■ What to produce ■
Extract every line of the material that holds the string "Kremsier".
====== Source records ======
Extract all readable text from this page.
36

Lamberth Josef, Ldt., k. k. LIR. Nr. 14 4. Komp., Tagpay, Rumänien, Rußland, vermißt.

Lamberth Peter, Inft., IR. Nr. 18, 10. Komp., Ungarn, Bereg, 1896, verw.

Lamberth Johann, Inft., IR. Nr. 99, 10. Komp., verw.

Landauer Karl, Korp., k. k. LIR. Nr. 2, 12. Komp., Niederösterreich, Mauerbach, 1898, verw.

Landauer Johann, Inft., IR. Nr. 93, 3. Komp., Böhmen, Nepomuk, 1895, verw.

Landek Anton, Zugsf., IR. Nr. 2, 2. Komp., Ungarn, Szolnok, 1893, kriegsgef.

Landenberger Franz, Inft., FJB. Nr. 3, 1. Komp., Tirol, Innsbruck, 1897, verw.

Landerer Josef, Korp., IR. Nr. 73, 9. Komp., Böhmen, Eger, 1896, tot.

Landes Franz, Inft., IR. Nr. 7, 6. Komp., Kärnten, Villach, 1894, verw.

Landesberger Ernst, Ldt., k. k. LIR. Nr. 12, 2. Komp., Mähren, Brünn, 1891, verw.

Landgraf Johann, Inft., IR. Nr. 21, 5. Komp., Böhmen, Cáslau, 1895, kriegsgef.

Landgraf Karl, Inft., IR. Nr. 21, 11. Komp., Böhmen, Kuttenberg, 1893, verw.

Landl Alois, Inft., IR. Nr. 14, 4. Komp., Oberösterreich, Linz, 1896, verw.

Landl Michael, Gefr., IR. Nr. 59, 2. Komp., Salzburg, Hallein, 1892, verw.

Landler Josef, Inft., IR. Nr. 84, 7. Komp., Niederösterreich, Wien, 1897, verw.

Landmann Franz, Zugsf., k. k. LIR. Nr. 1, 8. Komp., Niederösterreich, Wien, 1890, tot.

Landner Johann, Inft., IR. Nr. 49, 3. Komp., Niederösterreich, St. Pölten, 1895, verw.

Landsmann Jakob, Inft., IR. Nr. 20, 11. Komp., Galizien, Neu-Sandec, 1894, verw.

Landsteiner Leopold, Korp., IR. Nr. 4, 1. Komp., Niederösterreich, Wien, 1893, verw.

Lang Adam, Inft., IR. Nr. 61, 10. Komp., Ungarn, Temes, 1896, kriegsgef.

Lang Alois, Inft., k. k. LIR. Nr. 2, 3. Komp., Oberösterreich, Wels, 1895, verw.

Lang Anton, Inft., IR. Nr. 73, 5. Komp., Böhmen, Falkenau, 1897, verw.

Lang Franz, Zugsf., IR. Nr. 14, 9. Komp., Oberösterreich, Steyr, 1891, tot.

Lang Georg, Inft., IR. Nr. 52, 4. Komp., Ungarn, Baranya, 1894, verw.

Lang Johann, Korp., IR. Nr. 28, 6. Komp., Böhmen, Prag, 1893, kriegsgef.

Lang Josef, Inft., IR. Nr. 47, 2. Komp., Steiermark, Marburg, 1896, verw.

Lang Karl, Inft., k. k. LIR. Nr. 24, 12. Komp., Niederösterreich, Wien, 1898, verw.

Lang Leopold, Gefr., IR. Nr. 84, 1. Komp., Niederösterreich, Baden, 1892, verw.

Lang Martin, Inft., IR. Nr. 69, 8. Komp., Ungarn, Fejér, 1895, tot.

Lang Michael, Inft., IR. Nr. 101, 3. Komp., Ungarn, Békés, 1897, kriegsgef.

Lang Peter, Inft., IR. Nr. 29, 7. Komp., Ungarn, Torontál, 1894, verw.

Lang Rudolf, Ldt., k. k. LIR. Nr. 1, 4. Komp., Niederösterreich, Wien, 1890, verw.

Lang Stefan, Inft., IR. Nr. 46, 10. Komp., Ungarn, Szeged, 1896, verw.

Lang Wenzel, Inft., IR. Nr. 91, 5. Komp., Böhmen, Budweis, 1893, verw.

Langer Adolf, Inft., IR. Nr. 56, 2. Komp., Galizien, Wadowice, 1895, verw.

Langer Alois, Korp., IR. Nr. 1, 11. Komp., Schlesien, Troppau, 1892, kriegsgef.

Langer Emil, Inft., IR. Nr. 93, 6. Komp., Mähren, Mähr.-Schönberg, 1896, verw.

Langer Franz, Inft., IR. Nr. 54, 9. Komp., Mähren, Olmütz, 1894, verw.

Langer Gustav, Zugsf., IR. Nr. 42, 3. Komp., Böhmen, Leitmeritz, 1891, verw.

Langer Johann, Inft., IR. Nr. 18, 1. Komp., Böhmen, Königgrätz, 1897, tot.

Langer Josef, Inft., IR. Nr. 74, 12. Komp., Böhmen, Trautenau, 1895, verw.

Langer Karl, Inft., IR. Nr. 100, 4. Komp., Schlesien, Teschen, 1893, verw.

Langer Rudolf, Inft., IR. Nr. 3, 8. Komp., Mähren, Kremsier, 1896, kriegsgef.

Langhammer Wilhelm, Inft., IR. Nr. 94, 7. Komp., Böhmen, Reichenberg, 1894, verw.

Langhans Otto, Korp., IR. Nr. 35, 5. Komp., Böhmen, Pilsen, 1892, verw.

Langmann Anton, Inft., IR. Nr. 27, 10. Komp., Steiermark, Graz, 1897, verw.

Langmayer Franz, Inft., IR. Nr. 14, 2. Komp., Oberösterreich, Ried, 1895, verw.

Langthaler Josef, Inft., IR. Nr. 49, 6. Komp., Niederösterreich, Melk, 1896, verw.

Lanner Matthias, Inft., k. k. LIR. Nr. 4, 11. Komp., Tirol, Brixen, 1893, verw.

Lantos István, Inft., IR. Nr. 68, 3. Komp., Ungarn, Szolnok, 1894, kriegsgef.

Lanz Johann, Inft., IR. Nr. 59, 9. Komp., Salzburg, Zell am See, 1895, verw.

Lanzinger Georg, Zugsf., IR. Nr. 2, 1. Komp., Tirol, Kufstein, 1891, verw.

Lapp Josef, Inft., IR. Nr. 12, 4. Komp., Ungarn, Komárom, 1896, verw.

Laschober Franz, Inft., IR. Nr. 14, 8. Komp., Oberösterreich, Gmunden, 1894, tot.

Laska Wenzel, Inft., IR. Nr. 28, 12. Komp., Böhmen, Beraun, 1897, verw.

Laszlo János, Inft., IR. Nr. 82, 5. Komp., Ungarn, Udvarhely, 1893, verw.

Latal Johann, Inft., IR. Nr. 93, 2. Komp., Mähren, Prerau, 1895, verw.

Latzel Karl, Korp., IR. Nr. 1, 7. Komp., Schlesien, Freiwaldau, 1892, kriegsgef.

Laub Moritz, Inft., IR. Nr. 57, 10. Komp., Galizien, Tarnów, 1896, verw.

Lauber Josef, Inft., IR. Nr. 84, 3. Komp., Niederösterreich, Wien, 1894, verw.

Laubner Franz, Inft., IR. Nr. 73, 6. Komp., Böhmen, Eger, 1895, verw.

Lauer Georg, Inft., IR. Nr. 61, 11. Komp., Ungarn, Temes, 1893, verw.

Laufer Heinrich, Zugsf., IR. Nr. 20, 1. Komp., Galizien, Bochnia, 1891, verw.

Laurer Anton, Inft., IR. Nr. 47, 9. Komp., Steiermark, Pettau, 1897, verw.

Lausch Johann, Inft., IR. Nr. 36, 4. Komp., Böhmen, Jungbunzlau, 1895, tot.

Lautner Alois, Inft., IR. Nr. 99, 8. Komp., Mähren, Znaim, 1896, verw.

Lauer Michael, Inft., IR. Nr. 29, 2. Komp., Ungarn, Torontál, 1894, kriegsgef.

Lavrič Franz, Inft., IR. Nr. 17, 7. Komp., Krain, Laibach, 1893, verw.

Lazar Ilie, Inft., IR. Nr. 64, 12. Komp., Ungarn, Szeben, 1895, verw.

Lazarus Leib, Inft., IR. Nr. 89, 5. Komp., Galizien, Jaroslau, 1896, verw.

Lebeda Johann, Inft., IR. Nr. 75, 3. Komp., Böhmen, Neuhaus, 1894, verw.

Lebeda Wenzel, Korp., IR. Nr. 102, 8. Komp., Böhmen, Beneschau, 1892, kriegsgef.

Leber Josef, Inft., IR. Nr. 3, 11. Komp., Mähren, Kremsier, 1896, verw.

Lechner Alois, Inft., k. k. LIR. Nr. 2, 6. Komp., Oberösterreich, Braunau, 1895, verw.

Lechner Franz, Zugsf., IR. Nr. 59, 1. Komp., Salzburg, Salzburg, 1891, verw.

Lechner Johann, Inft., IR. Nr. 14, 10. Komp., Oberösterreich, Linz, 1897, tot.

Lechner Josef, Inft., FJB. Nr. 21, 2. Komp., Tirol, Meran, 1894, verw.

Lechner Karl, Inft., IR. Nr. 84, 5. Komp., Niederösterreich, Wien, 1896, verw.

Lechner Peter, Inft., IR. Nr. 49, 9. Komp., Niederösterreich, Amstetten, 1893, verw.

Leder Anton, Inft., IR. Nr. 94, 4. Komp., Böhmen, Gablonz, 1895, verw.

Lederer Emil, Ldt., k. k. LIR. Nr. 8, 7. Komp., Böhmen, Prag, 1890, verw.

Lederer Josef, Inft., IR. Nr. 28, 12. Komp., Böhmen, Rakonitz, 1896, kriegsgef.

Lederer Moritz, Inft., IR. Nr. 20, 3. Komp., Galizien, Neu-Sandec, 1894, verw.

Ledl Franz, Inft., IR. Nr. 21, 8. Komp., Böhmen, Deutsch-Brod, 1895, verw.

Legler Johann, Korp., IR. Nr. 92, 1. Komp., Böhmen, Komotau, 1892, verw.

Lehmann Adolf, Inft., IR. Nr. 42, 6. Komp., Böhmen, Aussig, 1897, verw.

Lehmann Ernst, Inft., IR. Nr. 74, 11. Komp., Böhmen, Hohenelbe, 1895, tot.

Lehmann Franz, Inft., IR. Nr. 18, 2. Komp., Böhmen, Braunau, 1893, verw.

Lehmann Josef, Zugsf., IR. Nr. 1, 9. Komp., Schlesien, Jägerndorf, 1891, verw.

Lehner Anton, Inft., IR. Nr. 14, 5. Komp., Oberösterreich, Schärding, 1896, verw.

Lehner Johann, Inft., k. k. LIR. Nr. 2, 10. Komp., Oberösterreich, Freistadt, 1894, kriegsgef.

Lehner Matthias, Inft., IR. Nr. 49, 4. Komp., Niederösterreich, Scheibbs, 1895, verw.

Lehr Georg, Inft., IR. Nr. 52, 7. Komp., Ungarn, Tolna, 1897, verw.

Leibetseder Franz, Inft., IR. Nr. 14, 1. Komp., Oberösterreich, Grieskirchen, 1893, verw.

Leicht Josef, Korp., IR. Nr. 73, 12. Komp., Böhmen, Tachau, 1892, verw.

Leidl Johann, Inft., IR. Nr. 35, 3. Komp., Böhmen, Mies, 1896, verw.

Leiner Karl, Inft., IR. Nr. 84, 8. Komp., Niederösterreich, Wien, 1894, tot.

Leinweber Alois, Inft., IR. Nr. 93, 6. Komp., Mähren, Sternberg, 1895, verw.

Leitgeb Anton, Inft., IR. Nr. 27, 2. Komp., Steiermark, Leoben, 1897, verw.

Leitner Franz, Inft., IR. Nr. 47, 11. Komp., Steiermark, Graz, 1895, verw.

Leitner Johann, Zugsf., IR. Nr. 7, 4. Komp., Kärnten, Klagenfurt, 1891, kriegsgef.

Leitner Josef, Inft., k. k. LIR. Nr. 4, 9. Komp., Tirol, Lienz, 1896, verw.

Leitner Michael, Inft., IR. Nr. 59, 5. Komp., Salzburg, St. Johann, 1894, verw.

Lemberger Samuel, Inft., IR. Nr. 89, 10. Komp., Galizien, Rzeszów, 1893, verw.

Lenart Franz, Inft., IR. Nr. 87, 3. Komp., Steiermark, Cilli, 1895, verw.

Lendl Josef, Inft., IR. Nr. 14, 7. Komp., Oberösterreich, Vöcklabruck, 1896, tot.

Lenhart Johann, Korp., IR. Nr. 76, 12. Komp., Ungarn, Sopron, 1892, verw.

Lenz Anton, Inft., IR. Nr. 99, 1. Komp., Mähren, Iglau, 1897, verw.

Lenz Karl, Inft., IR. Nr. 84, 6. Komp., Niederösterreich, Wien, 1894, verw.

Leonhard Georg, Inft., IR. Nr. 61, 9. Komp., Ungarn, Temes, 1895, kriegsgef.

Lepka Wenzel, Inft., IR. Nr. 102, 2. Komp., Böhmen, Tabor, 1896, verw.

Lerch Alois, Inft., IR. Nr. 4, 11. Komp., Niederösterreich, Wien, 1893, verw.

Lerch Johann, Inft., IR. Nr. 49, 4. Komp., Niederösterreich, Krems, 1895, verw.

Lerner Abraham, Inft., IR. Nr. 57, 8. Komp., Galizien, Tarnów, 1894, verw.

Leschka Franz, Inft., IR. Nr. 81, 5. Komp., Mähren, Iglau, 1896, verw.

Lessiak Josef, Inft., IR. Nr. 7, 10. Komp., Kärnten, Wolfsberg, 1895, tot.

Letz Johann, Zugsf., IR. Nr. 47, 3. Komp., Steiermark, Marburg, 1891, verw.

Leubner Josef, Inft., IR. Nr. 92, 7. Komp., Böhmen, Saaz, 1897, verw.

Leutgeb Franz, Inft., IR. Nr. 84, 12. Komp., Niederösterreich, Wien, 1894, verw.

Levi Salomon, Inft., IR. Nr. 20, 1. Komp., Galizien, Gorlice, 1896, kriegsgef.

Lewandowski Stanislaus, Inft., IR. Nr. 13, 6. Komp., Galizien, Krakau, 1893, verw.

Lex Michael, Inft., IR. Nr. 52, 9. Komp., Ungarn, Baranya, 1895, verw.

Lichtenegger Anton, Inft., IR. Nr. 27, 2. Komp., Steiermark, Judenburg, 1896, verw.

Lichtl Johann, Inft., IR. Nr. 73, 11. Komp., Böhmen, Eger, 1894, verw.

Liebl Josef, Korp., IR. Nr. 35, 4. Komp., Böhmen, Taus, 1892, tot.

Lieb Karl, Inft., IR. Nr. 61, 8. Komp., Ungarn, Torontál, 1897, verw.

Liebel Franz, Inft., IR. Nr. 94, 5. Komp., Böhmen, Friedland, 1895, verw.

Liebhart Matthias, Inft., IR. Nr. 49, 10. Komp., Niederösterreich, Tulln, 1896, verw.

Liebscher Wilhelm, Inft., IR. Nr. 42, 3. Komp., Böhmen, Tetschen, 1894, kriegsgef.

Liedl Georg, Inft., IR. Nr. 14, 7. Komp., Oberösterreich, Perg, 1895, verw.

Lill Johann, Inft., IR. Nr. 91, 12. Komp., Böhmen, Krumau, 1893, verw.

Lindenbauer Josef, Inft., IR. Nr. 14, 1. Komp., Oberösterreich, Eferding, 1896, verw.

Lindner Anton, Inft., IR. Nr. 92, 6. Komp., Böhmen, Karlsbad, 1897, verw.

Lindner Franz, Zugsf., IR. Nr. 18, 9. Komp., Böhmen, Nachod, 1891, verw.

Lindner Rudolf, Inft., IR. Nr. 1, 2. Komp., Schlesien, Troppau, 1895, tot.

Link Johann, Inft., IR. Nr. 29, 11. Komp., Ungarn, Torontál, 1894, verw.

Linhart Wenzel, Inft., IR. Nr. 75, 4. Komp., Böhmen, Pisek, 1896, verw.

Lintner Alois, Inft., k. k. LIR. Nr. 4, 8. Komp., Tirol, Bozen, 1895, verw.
======
■ Output below ■
Langer Rudolf, Inft., IR. Nr. 3, 8. Komp., Mähren, Kremsier, 1896, kriegsgef.
Leber Josef, Inft., IR. Nr. 3, 11. Komp., Mähren, Kremsier, 1896, verw.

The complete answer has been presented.